## Start INPUT MATERIAL
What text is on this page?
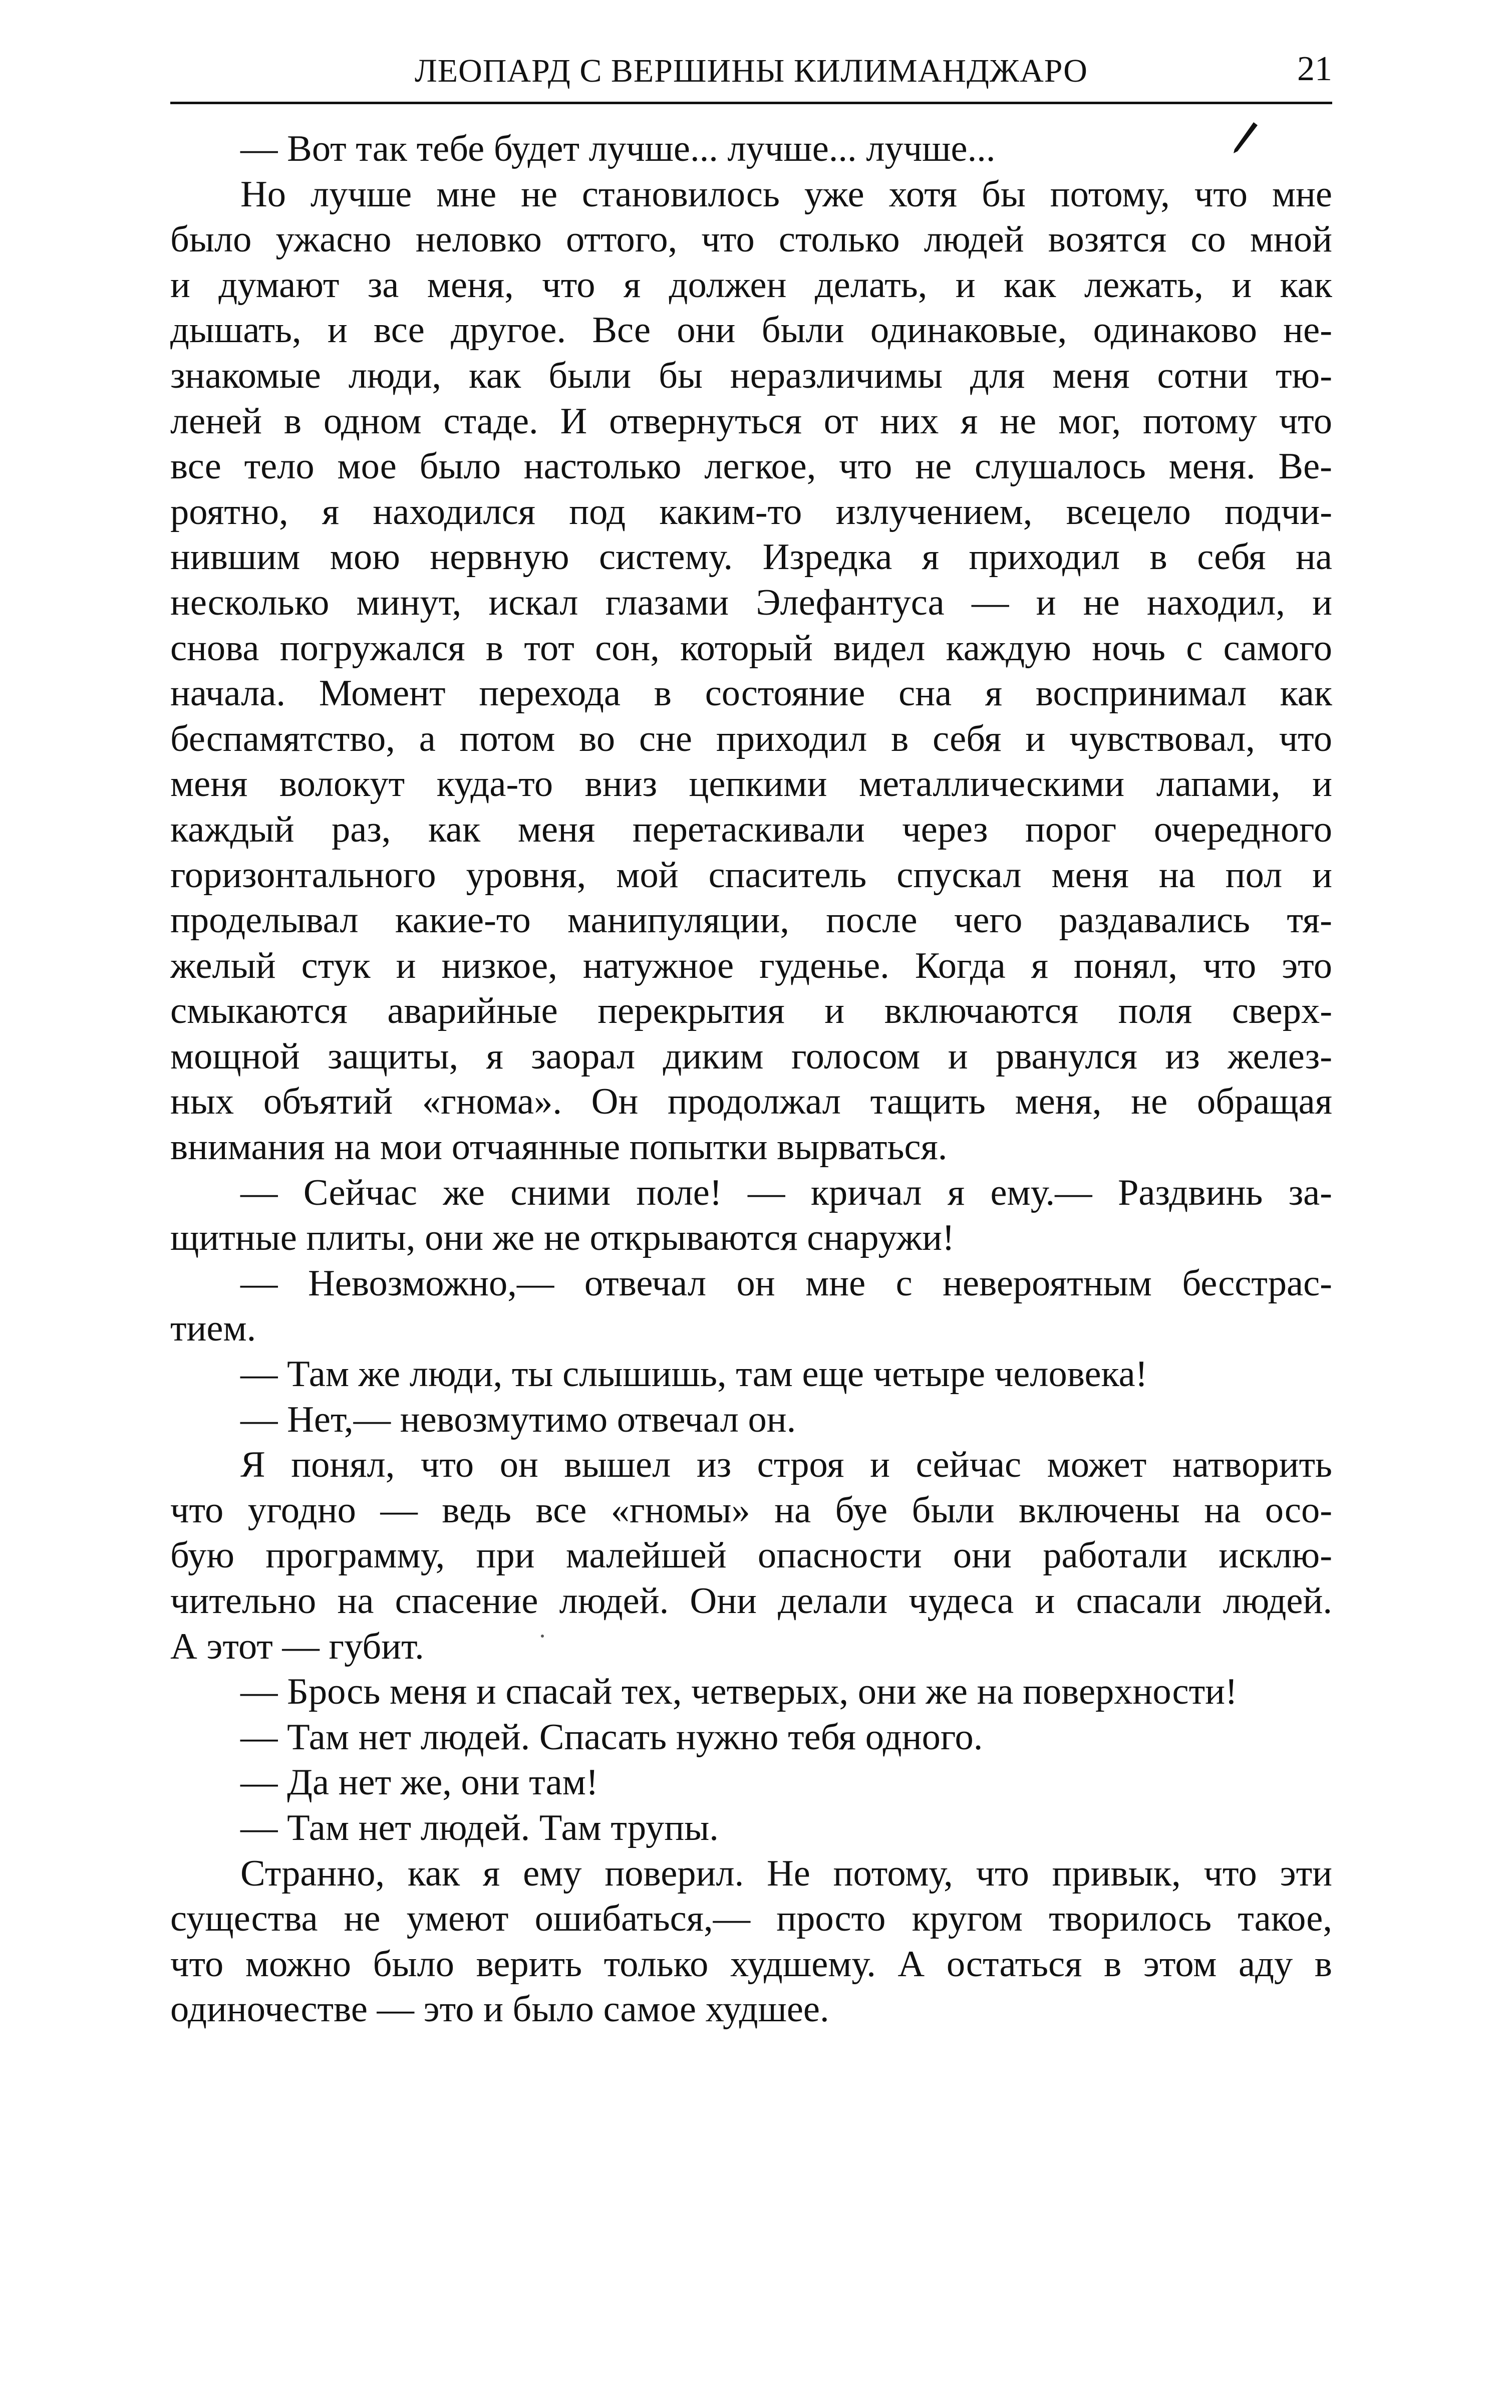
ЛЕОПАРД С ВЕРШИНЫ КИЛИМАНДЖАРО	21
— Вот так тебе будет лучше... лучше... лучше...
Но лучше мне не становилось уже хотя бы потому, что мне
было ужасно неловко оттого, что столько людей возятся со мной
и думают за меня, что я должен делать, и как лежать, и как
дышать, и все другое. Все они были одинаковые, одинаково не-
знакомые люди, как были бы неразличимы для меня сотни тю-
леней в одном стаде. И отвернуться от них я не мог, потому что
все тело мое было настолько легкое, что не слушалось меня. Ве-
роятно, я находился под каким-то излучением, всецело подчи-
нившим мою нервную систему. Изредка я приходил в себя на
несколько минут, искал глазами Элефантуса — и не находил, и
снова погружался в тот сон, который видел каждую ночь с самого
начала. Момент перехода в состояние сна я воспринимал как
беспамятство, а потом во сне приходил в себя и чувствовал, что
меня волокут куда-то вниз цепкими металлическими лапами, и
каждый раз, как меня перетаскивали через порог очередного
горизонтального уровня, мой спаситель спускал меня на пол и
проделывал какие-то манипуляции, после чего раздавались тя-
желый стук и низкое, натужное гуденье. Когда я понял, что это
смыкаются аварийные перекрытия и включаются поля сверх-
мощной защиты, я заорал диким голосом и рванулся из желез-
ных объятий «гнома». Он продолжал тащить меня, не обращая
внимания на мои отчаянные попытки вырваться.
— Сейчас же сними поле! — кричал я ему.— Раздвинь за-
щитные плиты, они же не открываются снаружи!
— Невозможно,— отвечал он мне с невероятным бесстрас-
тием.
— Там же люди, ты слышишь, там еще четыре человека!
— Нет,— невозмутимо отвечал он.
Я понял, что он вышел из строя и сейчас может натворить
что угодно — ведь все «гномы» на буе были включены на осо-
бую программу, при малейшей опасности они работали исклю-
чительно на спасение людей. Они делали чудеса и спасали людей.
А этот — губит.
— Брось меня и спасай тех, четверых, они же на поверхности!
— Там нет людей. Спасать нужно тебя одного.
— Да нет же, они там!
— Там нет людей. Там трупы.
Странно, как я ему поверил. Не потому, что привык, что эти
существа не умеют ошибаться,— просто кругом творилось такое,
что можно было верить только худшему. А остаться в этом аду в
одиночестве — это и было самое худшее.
## End INPUT MATERIAL
## Start INPUT MATERIAL
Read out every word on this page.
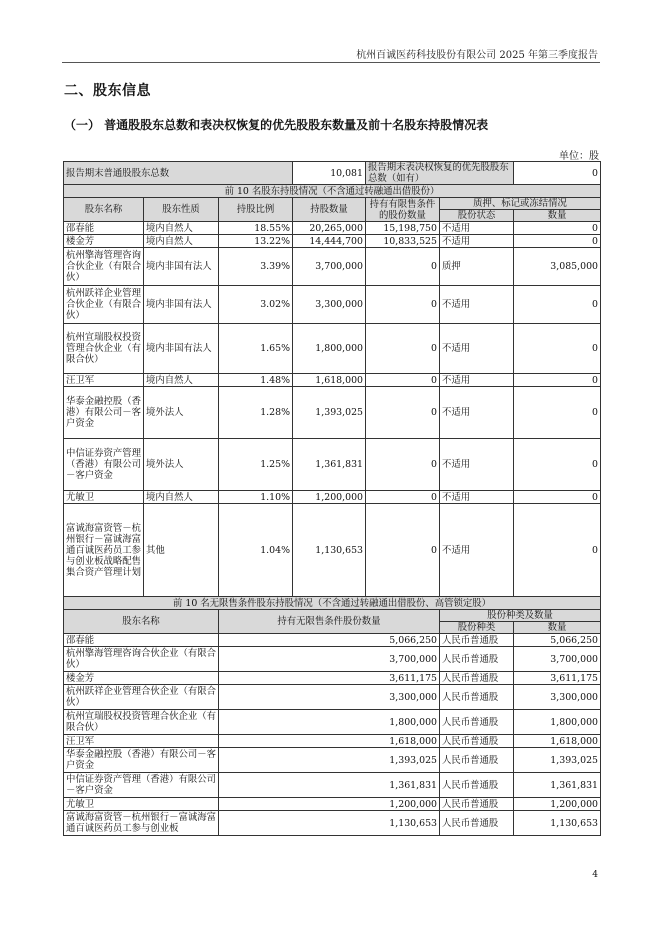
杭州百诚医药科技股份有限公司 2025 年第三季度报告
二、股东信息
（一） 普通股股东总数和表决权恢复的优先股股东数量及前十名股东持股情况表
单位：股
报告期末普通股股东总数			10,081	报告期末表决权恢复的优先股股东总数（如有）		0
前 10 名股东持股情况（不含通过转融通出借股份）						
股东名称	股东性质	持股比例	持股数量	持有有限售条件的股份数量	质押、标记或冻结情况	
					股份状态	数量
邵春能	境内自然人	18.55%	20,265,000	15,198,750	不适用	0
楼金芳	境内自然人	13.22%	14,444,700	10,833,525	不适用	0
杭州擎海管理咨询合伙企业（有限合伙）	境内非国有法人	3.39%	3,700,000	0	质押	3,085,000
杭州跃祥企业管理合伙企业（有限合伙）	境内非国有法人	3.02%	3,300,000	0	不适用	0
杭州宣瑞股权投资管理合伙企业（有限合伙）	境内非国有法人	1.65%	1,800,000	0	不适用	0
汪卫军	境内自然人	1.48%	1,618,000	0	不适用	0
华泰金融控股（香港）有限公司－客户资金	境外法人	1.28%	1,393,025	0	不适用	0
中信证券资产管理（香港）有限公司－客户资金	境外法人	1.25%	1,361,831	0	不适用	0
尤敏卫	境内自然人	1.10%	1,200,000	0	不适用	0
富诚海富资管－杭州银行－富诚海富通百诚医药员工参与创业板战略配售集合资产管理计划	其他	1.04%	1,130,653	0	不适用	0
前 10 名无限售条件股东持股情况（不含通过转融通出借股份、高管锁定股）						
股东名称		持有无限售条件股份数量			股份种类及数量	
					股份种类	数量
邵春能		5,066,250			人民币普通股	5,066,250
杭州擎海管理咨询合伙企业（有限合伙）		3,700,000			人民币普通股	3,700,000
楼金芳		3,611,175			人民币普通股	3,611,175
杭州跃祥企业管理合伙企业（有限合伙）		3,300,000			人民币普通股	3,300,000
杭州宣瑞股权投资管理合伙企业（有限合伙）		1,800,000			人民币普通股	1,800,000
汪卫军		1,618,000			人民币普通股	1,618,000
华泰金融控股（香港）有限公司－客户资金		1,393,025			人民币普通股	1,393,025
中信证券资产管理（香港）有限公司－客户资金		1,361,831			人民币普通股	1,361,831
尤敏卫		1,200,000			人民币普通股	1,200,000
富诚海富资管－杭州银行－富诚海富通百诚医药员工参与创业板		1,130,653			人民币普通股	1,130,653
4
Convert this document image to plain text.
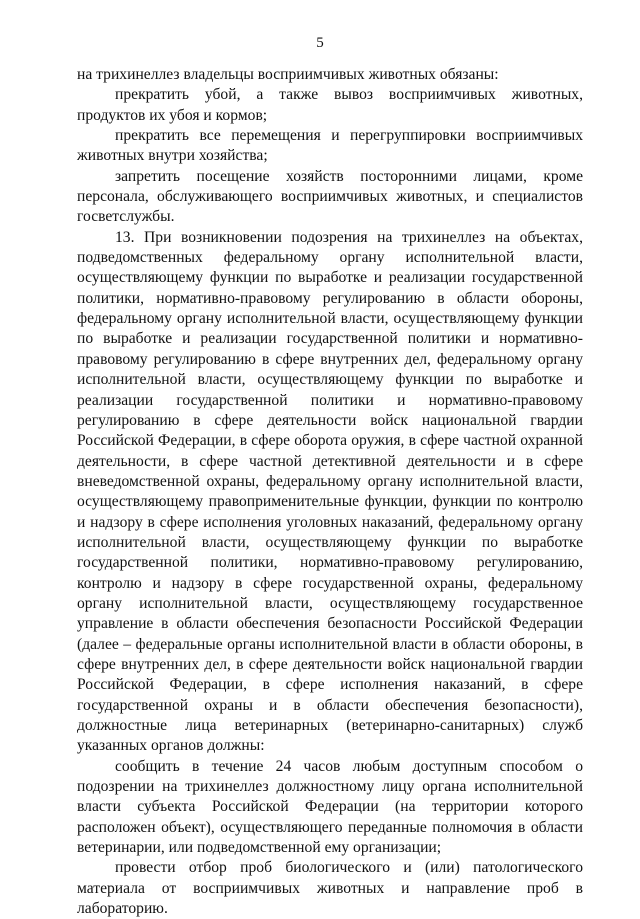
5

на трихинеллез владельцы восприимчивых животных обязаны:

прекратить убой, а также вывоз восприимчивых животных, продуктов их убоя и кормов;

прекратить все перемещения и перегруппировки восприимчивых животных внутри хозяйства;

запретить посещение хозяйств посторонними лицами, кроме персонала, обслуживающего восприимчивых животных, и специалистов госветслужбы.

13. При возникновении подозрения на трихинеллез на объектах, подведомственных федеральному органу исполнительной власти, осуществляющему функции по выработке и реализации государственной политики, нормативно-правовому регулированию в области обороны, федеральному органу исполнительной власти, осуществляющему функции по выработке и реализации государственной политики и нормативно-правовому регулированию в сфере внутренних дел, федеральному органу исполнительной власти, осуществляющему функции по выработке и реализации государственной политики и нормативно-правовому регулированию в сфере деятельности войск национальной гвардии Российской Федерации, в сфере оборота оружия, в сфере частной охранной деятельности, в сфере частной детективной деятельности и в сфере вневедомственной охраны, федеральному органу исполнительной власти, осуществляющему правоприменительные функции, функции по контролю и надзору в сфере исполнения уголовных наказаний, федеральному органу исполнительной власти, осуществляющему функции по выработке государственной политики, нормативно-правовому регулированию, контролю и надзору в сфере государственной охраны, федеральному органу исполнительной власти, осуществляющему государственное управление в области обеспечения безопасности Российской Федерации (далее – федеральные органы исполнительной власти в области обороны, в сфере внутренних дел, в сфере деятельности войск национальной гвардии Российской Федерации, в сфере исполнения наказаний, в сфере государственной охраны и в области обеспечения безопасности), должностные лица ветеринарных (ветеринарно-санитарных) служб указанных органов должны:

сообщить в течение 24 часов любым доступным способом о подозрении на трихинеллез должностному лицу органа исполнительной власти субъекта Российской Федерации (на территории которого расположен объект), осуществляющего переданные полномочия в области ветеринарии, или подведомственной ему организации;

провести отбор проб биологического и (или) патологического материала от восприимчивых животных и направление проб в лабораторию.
## End INPUT MATERIAL
**WRITTEN INSTRUCTION**: Answer with one number: how many lines of the entries above include the word "приходил".

**COMPLETE OUTPUT**: 2